◆ **WHAT IS REQUIRED**
Set down each entry exactly as given; pictures should not appear in the copy.

[Dataset items]
* Start *

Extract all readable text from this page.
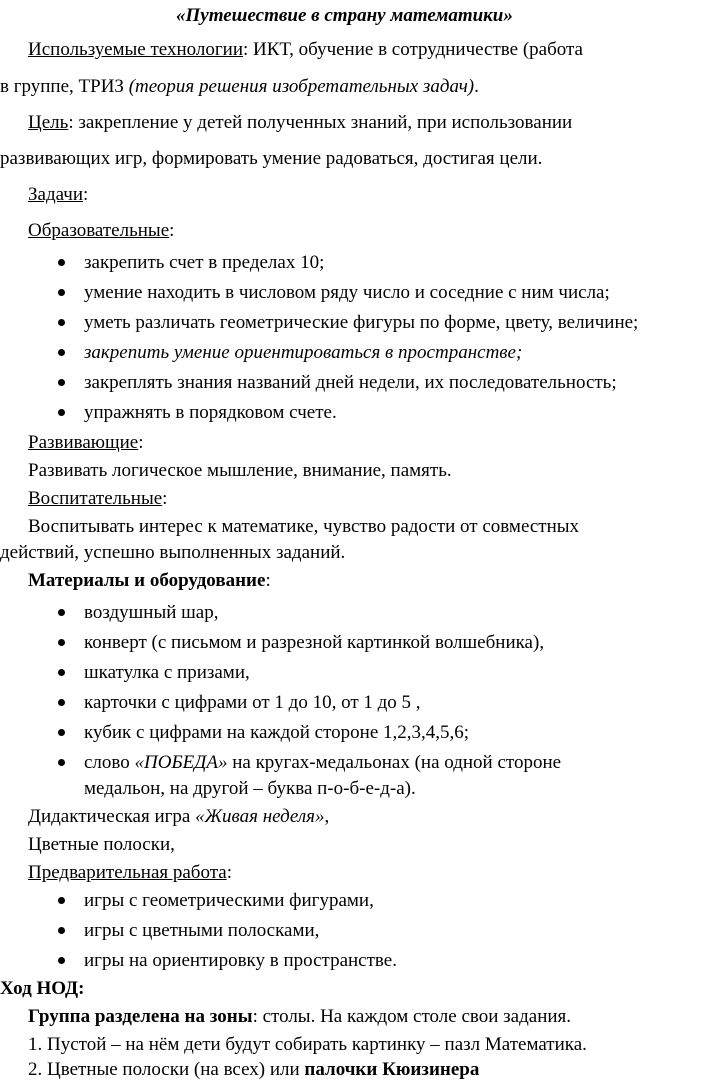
«Путешествие в страну математики»
Используемые технологии: ИКТ, обучение в сотрудничестве (работа
в группе, ТРИЗ (теория решения изобретательных задач).
Цель: закрепление у детей полученных знаний, при использовании
развивающих игр, формировать умение радоваться, достигая цели.
Задачи:
Образовательные:
закрепить счет в пределах 10;
умение находить в числовом ряду число и соседние с ним числа;
уметь различать геометрические фигуры по форме, цвету, величине;
закрепить умение ориентироваться в пространстве;
закреплять знания названий дней недели, их последовательность;
упражнять в порядковом счете.
Развивающие:
Развивать логическое мышление, внимание, память.
Воспитательные:
Воспитывать интерес к математике, чувство радости от совместных
действий, успешно выполненных заданий.
Материалы и оборудование:
воздушный шар,
конверт (с письмом и разрезной картинкой волшебника),
шкатулка с призами,
карточки с цифрами от 1 до 10, от 1 до 5 ,
кубик с цифрами на каждой стороне 1,2,3,4,5,6;
слово «ПОБЕДА» на кругах-медальонах (на одной стороне
медальон, на другой – буква п-о-б-е-д-а).
Дидактическая игра «Живая неделя»,
Цветные полоски,
Предварительная работа:
игры с геометрическими фигурами,
игры с цветными полосками,
игры на ориентировку в пространстве.
Ход НОД:
Группа разделена на зоны: столы. На каждом столе свои задания.
1. Пустой – на нём дети будут собирать картинку – пазл Математика.
2. Цветные полоски (на всех) или палочки Кюизинера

* End *

◆ **EXERCISE OUTPUT**
Extract all readable text from this page.
«Путешествие в страну математики»
Используемые технологии: ИКТ, обучение в сотрудничестве (работа
в группе, ТРИЗ (теория решения изобретательных задач).
Цель: закрепление у детей полученных знаний, при использовании
развивающих игр, формировать умение радоваться, достигая цели.
Задачи:
Образовательные:
закрепить счет в пределах 10;
умение находить в числовом ряду число и соседние с ним числа;
уметь различать геометрические фигуры по форме, цвету, величине;
закрепить умение ориентироваться в пространстве;
закреплять знания названий дней недели, их последовательность;
упражнять в порядковом счете.
Развивающие:
Развивать логическое мышление, внимание, память.
Воспитательные:
Воспитывать интерес к математике, чувство радости от совместных
действий, успешно выполненных заданий.
Материалы и оборудование:
воздушный шар,
конверт (с письмом и разрезной картинкой волшебника),
шкатулка с призами,
карточки с цифрами от 1 до 10, от 1 до 5 ,
кубик с цифрами на каждой стороне 1,2,3,4,5,6;
слово «ПОБЕДА» на кругах-медальонах (на одной стороне
медальон, на другой – буква п-о-б-е-д-а).
Дидактическая игра «Живая неделя»,
Цветные полоски,
Предварительная работа:
игры с геометрическими фигурами,
игры с цветными полосками,
игры на ориентировку в пространстве.
Ход НОД:
Группа разделена на зоны: столы. На каждом столе свои задания.
1. Пустой – на нём дети будут собирать картинку – пазл Математика.
2. Цветные полоски (на всех) или палочки Кюизинера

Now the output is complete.